◆ WRITTEN REQUEST
Copy the entries below, swapping each "Figure 4" for "Fig. 4" and leaving the rest untouched.

◆ TASK INPUTS
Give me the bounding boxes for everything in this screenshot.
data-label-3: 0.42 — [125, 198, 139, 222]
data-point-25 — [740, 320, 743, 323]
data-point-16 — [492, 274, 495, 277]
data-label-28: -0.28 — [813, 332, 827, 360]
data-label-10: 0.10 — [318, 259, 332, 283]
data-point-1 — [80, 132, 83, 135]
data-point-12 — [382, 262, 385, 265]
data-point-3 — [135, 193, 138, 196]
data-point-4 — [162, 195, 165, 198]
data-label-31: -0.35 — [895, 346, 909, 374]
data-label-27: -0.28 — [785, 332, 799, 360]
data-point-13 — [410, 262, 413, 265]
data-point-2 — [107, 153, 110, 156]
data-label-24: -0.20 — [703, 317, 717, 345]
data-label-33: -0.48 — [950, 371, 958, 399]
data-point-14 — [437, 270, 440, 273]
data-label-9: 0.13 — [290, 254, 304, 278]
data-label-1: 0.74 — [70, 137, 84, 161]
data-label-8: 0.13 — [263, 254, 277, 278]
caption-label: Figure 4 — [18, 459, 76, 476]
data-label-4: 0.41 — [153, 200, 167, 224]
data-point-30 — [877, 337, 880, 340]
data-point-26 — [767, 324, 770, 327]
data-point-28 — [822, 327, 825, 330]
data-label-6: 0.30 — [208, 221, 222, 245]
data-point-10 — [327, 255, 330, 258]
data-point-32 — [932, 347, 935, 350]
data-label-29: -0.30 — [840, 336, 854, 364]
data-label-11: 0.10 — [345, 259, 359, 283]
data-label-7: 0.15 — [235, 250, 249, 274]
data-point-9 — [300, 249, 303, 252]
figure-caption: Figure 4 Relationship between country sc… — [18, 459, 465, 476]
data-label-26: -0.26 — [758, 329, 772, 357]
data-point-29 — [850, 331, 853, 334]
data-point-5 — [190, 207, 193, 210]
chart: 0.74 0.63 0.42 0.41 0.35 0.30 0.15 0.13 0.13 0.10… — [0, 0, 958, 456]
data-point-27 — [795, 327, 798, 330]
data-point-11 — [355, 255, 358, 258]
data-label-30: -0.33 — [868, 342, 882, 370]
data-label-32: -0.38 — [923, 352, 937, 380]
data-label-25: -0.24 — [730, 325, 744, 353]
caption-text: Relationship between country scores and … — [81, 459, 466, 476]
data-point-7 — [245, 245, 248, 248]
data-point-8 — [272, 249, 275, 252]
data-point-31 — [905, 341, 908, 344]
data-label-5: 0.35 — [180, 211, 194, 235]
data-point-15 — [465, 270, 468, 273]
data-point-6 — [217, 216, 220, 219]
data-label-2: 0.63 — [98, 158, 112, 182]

◆ ANSWER TO THE PROBLEM
Give me the bounding boxes for everything in this screenshot.
data-label-3: 0.42 — [125, 198, 139, 222]
data-point-25 — [740, 320, 743, 323]
data-point-16 — [492, 274, 495, 277]
data-label-28: -0.28 — [813, 332, 827, 360]
data-label-10: 0.10 — [318, 259, 332, 283]
data-point-1 — [80, 132, 83, 135]
data-point-12 — [382, 262, 385, 265]
data-point-3 — [135, 193, 138, 196]
data-point-4 — [162, 195, 165, 198]
data-label-31: -0.35 — [895, 346, 909, 374]
data-label-27: -0.28 — [785, 332, 799, 360]
data-point-13 — [410, 262, 413, 265]
data-point-2 — [107, 153, 110, 156]
data-label-24: -0.20 — [703, 317, 717, 345]
data-label-33: -0.48 — [950, 371, 958, 399]
data-point-14 — [437, 270, 440, 273]
data-label-9: 0.13 — [290, 254, 304, 278]
data-label-1: 0.74 — [70, 137, 84, 161]
data-label-8: 0.13 — [263, 254, 277, 278]
caption-label: Fig. 4 — [18, 459, 76, 476]
data-label-4: 0.41 — [153, 200, 167, 224]
data-point-30 — [877, 337, 880, 340]
data-point-26 — [767, 324, 770, 327]
data-point-28 — [822, 327, 825, 330]
data-label-6: 0.30 — [208, 221, 222, 245]
data-point-10 — [327, 255, 330, 258]
data-point-32 — [932, 347, 935, 350]
data-label-29: -0.30 — [840, 336, 854, 364]
data-label-11: 0.10 — [345, 259, 359, 283]
data-label-7: 0.15 — [235, 250, 249, 274]
data-point-9 — [300, 249, 303, 252]
figure-caption: Fig. 4 Relationship between country sc… — [18, 459, 465, 476]
data-label-26: -0.26 — [758, 329, 772, 357]
data-point-29 — [850, 331, 853, 334]
data-point-5 — [190, 207, 193, 210]
chart: 0.74 0.63 0.42 0.41 0.35 0.30 0.15 0.13 0.13 0.10… — [0, 0, 958, 456]
data-point-27 — [795, 327, 798, 330]
data-point-11 — [355, 255, 358, 258]
data-label-30: -0.33 — [868, 342, 882, 370]
data-label-32: -0.38 — [923, 352, 937, 380]
data-label-25: -0.24 — [730, 325, 744, 353]
caption-text: Relationship between country scores and … — [81, 459, 466, 476]
data-point-7 — [245, 245, 248, 248]
data-point-8 — [272, 249, 275, 252]
data-point-31 — [905, 341, 908, 344]
data-label-5: 0.35 — [180, 211, 194, 235]
data-point-15 — [465, 270, 468, 273]
data-point-6 — [217, 216, 220, 219]
data-label-2: 0.63 — [98, 158, 112, 182]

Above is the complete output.